■ THE EXERCISE ■
Send back the entries below exactly as they appear.

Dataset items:
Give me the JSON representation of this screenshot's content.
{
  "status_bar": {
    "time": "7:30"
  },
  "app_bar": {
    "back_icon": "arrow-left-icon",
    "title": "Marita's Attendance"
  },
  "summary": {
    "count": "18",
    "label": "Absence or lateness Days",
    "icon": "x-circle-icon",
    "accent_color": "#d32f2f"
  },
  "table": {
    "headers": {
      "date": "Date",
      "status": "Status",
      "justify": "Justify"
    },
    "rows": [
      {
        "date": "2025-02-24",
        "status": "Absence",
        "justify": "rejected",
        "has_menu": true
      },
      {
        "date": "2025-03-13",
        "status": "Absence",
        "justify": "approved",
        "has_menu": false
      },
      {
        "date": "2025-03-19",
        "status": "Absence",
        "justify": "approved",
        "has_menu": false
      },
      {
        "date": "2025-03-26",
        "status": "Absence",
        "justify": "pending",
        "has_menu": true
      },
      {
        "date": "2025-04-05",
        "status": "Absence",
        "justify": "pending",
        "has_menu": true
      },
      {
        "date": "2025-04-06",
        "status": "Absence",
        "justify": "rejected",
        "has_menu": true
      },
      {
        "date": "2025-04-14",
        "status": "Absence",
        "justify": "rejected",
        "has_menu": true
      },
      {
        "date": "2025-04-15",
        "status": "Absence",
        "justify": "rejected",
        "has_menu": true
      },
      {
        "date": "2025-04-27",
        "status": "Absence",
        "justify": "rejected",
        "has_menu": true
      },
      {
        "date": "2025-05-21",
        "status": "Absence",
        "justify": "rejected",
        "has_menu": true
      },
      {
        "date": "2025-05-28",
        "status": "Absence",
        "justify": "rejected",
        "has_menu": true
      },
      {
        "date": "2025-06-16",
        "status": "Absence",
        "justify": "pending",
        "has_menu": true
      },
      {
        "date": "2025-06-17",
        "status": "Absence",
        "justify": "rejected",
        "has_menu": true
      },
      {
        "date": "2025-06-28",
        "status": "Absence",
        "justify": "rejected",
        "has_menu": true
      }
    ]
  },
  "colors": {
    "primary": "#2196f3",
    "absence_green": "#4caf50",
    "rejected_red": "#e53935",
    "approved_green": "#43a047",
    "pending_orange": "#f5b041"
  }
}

■ REPLY ■
Give me the JSON representation of this screenshot's content.
{
  "status_bar": {
    "time": "7:30"
  },
  "app_bar": {
    "back_icon": "arrow-left-icon",
    "title": "Marita's Attendance"
  },
  "summary": {
    "count": "18",
    "label": "Absence or lateness Days",
    "icon": "x-circle-icon",
    "accent_color": "#d32f2f"
  },
  "table": {
    "headers": {
      "date": "Date",
      "status": "Status",
      "justify": "Justify"
    },
    "rows": [
      {
        "date": "2025-02-24",
        "status": "Absence",
        "justify": "rejected",
        "has_menu": true
      },
      {
        "date": "2025-03-13",
        "status": "Absence",
        "justify": "approved",
        "has_menu": false
      },
      {
        "date": "2025-03-19",
        "status": "Absence",
        "justify": "approved",
        "has_menu": false
      },
      {
        "date": "2025-03-26",
        "status": "Absence",
        "justify": "pending",
        "has_menu": true
      },
      {
        "date": "2025-04-05",
        "status": "Absence",
        "justify": "pending",
        "has_menu": true
      },
      {
        "date": "2025-04-06",
        "status": "Absence",
        "justify": "rejected",
        "has_menu": true
      },
      {
        "date": "2025-04-14",
        "status": "Absence",
        "justify": "rejected",
        "has_menu": true
      },
      {
        "date": "2025-04-15",
        "status": "Absence",
        "justify": "rejected",
        "has_menu": true
      },
      {
        "date": "2025-04-27",
        "status": "Absence",
        "justify": "rejected",
        "has_menu": true
      },
      {
        "date": "2025-05-21",
        "status": "Absence",
        "justify": "rejected",
        "has_menu": true
      },
      {
        "date": "2025-05-28",
        "status": "Absence",
        "justify": "rejected",
        "has_menu": true
      },
      {
        "date": "2025-06-16",
        "status": "Absence",
        "justify": "pending",
        "has_menu": true
      },
      {
        "date": "2025-06-17",
        "status": "Absence",
        "justify": "rejected",
        "has_menu": true
      },
      {
        "date": "2025-06-28",
        "status": "Absence",
        "justify": "rejected",
        "has_menu": true
      }
    ]
  },
  "colors": {
    "primary": "#2196f3",
    "absence_green": "#4caf50",
    "rejected_red": "#e53935",
    "approved_green": "#43a047",
    "pending_orange": "#f5b041"
  }
}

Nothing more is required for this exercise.